### Task instructions
Below are the records; locate each line with the word "JSON" and copy it.

Items from a figure collection:
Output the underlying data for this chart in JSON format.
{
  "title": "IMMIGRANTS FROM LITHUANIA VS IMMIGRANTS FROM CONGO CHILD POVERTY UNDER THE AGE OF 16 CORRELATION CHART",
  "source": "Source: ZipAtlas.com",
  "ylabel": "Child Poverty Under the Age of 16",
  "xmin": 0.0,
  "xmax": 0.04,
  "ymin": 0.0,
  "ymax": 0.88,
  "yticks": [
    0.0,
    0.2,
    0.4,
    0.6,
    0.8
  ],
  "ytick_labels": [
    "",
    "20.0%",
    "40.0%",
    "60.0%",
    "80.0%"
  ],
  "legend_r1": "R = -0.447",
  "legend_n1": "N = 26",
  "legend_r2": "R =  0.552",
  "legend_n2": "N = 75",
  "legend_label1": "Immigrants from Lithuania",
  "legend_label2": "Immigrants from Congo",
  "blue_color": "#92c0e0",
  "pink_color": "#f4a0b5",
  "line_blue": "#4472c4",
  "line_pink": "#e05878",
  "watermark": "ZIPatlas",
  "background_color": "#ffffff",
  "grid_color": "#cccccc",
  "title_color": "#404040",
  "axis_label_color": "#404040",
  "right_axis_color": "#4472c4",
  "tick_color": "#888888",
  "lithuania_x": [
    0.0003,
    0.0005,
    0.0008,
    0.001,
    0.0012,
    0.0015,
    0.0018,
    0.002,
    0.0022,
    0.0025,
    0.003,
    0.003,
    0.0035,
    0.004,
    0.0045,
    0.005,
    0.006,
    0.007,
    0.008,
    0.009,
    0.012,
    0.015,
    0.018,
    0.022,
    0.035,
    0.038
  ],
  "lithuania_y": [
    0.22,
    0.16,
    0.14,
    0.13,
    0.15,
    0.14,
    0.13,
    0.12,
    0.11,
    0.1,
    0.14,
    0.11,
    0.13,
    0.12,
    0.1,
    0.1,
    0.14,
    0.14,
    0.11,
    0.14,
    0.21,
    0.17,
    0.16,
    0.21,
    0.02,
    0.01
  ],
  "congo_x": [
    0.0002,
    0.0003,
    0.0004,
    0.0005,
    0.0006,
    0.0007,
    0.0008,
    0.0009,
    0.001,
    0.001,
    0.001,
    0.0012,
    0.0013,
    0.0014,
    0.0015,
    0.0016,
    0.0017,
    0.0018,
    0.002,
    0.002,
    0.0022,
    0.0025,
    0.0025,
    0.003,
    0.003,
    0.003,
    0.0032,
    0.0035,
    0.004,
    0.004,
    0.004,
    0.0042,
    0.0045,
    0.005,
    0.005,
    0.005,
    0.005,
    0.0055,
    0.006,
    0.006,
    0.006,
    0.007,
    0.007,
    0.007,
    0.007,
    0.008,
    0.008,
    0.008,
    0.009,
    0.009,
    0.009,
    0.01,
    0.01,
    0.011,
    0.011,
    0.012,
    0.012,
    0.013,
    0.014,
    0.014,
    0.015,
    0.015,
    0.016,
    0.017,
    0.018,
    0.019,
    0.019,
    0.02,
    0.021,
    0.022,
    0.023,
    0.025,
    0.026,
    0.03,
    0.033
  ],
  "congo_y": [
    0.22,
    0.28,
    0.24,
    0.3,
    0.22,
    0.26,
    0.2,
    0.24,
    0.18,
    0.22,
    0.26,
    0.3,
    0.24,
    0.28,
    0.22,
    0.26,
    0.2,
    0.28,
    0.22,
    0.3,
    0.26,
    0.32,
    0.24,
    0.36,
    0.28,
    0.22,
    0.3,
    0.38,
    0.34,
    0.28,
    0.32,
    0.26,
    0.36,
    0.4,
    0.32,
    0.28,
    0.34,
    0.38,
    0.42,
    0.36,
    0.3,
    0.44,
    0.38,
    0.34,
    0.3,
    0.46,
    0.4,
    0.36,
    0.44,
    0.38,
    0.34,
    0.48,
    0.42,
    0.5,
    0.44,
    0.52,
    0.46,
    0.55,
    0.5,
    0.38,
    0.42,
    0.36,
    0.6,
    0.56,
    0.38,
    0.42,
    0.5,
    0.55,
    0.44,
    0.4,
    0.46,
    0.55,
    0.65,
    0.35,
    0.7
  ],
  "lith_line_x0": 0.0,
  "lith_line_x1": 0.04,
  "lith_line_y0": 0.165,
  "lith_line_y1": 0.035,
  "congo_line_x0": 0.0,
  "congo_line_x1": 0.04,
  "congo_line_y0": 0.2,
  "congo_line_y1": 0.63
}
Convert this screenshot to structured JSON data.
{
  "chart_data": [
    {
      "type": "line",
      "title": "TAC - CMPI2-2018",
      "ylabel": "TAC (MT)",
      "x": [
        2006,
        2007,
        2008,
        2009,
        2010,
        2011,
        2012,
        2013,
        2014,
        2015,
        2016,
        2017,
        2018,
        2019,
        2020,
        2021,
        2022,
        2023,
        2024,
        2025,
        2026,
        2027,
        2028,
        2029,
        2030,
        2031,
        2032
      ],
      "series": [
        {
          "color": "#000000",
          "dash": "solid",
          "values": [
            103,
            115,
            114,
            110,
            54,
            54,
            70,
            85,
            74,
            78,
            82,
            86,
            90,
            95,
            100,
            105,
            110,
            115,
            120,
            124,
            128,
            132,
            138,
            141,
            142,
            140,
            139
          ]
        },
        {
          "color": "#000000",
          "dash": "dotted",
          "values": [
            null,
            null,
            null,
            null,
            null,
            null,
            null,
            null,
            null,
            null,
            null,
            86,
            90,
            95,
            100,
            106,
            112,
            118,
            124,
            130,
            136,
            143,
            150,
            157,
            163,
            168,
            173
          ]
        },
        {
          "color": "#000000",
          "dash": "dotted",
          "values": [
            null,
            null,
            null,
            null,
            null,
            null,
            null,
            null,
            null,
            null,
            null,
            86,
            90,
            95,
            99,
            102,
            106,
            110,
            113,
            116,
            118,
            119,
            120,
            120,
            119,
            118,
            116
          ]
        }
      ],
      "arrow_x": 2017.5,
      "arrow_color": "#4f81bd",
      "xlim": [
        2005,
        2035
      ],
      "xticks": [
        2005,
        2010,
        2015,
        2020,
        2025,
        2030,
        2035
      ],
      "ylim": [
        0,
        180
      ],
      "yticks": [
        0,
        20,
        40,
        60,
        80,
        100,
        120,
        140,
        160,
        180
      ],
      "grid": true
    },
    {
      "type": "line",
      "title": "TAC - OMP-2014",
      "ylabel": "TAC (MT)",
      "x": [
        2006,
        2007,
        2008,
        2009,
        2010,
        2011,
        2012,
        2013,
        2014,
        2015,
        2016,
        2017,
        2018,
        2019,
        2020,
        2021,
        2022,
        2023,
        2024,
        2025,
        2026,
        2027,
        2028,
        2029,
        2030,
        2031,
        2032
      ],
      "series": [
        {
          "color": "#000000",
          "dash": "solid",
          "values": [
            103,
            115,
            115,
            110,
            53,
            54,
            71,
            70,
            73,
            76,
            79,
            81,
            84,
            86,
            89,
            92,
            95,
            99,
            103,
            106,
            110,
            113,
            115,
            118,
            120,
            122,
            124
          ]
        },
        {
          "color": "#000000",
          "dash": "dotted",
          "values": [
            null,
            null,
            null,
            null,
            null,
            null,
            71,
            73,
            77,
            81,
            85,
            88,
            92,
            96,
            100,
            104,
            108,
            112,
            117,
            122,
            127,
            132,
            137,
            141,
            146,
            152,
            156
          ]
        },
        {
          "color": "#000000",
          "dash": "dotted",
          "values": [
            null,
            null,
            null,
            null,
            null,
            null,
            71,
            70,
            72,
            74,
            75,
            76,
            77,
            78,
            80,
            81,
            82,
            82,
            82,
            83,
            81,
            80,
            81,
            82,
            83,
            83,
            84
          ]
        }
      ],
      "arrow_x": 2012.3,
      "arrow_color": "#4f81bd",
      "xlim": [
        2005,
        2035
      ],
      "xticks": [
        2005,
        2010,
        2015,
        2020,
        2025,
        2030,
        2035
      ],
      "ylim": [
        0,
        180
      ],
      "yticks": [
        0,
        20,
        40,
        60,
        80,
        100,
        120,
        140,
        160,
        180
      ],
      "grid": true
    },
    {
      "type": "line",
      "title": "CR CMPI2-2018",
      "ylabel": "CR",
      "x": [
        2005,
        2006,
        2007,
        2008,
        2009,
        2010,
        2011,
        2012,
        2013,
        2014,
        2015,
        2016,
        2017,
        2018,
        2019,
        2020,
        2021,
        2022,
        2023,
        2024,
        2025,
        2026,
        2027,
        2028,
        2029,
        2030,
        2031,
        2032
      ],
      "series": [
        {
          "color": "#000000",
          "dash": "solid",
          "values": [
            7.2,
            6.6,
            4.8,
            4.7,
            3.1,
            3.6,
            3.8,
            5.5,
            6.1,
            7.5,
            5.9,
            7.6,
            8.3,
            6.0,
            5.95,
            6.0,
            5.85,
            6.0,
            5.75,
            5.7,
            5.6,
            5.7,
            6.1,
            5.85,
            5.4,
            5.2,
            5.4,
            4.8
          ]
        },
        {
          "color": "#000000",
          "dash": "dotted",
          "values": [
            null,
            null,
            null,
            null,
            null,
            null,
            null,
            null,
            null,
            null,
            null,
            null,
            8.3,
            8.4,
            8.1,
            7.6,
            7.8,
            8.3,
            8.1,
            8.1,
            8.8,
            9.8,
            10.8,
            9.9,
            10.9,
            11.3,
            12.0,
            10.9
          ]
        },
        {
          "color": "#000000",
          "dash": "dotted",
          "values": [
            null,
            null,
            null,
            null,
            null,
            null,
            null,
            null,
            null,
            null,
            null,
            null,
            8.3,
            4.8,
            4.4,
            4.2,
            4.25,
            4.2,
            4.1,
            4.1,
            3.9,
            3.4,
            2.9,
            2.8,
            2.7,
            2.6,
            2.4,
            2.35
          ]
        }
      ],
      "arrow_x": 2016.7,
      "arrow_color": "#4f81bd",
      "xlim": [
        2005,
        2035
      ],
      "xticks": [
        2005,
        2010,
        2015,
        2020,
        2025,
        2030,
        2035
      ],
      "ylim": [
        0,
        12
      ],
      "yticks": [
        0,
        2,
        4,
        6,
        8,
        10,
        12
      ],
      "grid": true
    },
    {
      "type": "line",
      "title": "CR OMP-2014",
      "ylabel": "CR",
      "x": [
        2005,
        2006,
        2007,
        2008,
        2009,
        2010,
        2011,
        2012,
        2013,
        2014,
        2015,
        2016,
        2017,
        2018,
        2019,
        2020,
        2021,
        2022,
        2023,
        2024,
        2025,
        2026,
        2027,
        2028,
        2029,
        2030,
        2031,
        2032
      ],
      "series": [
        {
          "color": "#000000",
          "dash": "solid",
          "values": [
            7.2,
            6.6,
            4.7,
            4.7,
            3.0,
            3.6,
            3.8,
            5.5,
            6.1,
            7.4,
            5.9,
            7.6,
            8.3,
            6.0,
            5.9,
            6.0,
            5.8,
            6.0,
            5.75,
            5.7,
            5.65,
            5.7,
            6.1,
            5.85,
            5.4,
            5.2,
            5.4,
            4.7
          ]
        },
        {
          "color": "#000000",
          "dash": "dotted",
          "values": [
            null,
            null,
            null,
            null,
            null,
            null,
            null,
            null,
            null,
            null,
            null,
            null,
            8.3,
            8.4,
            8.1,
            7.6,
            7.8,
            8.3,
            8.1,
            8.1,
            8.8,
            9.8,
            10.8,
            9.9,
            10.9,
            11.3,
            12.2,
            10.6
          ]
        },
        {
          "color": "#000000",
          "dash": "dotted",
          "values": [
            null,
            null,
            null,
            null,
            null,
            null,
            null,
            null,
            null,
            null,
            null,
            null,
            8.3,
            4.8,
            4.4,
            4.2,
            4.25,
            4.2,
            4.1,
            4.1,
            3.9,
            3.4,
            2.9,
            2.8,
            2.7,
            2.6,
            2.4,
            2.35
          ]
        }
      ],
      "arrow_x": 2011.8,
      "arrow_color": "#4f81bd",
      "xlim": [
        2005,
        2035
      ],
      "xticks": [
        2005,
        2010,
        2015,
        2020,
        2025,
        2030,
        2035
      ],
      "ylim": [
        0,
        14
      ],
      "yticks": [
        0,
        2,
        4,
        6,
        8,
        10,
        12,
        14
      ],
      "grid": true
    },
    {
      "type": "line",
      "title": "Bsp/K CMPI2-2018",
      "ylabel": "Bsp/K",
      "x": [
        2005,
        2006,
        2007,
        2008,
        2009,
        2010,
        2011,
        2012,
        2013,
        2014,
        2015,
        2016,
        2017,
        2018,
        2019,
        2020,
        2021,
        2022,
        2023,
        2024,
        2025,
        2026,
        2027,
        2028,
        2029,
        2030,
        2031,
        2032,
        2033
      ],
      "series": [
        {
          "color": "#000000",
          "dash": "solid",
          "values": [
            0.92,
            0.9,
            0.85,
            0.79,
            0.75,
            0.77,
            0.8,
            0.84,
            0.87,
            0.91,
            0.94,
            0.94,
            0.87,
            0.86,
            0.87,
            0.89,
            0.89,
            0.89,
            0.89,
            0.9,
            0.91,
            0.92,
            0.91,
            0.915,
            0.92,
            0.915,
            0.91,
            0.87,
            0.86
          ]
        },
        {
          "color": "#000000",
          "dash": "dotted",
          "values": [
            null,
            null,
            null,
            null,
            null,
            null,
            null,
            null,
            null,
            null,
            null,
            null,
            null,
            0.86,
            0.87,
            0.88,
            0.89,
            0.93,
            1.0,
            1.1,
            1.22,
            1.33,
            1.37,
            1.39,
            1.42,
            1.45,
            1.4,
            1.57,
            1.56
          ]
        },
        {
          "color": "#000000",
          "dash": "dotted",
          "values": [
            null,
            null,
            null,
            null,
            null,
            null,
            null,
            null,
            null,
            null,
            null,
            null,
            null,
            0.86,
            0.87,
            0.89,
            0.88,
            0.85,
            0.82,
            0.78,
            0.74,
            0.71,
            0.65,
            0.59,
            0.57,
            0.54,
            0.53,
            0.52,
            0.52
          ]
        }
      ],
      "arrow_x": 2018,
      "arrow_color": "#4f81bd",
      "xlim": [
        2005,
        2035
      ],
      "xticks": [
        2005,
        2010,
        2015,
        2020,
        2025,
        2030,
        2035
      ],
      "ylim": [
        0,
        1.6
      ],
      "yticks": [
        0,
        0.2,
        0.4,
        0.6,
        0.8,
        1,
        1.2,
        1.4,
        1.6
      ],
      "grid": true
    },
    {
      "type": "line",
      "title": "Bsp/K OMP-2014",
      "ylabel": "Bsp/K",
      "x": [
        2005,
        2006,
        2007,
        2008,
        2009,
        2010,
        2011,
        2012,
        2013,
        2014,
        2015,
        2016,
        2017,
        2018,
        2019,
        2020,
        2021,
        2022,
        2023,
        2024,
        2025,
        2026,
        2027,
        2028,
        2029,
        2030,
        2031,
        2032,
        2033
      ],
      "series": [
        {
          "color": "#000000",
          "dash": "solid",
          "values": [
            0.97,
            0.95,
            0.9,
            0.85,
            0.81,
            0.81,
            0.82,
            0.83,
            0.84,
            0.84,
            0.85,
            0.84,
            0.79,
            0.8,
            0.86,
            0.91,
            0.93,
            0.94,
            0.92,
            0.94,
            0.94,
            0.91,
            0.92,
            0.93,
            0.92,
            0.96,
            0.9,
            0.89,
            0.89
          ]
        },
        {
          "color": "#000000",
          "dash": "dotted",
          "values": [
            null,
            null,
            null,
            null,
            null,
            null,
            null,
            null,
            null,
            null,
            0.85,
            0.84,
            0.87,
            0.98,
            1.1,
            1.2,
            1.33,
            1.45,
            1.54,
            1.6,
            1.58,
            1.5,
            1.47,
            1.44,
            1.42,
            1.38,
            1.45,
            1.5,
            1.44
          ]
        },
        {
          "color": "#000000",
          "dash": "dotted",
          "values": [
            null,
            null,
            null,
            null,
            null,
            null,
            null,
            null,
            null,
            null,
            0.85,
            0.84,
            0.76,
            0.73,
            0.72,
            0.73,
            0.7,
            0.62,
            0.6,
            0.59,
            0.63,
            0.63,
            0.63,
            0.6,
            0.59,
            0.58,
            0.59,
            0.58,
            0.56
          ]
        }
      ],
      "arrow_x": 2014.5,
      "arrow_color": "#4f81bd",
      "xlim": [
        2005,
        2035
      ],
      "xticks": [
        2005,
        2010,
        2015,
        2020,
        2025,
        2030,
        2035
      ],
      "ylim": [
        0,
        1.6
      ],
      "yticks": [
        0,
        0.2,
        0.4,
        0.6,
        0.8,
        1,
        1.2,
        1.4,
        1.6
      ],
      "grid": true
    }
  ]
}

### Solved problem
Output the underlying data for this chart in JSON format.
Convert this screenshot to structured JSON data.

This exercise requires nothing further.